[start of The records]

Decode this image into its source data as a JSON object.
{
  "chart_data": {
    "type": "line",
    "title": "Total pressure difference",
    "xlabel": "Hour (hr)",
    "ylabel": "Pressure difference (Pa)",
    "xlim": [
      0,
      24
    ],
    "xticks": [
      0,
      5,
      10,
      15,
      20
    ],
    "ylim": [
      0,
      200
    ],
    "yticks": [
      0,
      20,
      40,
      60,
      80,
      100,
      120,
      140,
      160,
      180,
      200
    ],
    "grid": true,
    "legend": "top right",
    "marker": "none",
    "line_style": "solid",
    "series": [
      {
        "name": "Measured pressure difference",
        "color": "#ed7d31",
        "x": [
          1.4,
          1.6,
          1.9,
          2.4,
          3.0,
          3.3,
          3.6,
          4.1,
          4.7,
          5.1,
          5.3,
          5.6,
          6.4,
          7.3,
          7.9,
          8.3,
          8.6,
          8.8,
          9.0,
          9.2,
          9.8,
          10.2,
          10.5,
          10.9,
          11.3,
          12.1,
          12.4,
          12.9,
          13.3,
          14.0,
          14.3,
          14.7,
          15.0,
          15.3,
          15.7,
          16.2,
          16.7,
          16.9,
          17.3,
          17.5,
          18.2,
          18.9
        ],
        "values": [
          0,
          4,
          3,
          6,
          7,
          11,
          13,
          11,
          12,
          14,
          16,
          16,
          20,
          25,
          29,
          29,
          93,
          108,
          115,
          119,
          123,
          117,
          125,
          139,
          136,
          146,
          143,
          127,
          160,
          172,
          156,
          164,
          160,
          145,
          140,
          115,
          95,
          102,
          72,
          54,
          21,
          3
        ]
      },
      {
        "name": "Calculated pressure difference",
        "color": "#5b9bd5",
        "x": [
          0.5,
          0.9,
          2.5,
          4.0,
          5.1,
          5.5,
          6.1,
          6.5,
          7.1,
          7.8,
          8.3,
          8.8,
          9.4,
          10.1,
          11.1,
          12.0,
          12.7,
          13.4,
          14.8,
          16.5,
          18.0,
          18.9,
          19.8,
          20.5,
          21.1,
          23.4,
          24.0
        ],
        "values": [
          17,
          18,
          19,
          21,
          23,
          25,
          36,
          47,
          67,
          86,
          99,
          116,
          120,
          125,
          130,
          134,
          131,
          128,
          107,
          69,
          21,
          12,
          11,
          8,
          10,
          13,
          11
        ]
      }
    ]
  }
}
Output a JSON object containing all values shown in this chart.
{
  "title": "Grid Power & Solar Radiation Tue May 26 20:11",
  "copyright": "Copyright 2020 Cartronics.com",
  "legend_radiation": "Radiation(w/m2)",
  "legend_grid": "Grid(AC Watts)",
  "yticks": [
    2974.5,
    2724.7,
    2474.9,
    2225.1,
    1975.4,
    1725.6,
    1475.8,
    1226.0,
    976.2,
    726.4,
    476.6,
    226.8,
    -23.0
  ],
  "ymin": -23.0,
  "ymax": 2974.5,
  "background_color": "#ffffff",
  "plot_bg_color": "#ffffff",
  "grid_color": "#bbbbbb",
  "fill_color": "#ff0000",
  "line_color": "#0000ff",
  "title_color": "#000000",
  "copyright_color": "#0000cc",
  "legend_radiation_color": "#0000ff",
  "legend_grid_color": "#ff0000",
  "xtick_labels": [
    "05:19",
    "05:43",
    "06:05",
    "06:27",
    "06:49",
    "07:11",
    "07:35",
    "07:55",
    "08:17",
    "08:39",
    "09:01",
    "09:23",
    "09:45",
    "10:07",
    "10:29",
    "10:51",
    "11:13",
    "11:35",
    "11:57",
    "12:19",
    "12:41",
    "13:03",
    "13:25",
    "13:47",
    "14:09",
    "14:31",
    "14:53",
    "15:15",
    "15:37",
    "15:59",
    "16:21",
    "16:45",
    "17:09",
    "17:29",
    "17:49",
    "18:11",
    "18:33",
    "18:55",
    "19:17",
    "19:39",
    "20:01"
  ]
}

[end of The records]
[start of The records]

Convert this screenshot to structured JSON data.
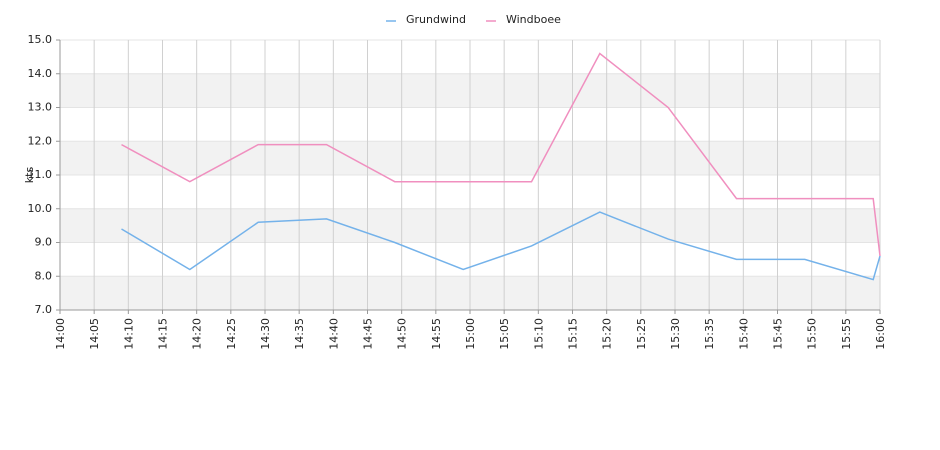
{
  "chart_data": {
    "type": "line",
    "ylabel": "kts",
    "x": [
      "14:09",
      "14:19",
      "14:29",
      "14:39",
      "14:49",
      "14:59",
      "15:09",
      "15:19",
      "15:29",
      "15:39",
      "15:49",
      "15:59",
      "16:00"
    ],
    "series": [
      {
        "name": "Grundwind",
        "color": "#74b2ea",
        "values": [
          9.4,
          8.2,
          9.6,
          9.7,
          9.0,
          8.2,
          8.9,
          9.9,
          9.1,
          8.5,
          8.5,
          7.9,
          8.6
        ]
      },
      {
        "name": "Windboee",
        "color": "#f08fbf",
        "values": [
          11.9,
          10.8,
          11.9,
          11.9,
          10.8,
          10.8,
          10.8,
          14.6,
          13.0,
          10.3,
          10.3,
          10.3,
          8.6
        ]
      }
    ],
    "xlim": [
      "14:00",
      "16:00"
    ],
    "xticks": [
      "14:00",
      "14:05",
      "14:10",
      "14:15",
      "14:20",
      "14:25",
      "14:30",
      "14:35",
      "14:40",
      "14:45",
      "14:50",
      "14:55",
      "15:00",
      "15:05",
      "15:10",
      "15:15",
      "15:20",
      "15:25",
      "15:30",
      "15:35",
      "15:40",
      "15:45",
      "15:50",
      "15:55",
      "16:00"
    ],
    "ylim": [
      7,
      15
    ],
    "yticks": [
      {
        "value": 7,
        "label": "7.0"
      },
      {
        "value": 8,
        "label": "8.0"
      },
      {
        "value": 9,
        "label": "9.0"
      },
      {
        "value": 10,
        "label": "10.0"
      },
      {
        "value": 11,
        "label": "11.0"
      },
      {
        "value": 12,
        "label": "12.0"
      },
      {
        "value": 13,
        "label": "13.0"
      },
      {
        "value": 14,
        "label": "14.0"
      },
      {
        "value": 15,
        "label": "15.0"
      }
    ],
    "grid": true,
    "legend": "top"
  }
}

[end of The records]

Written task -> Determine how many lines in the listing above hold the word "ylabel", answering with the number only.

Answer to the exercise -> 2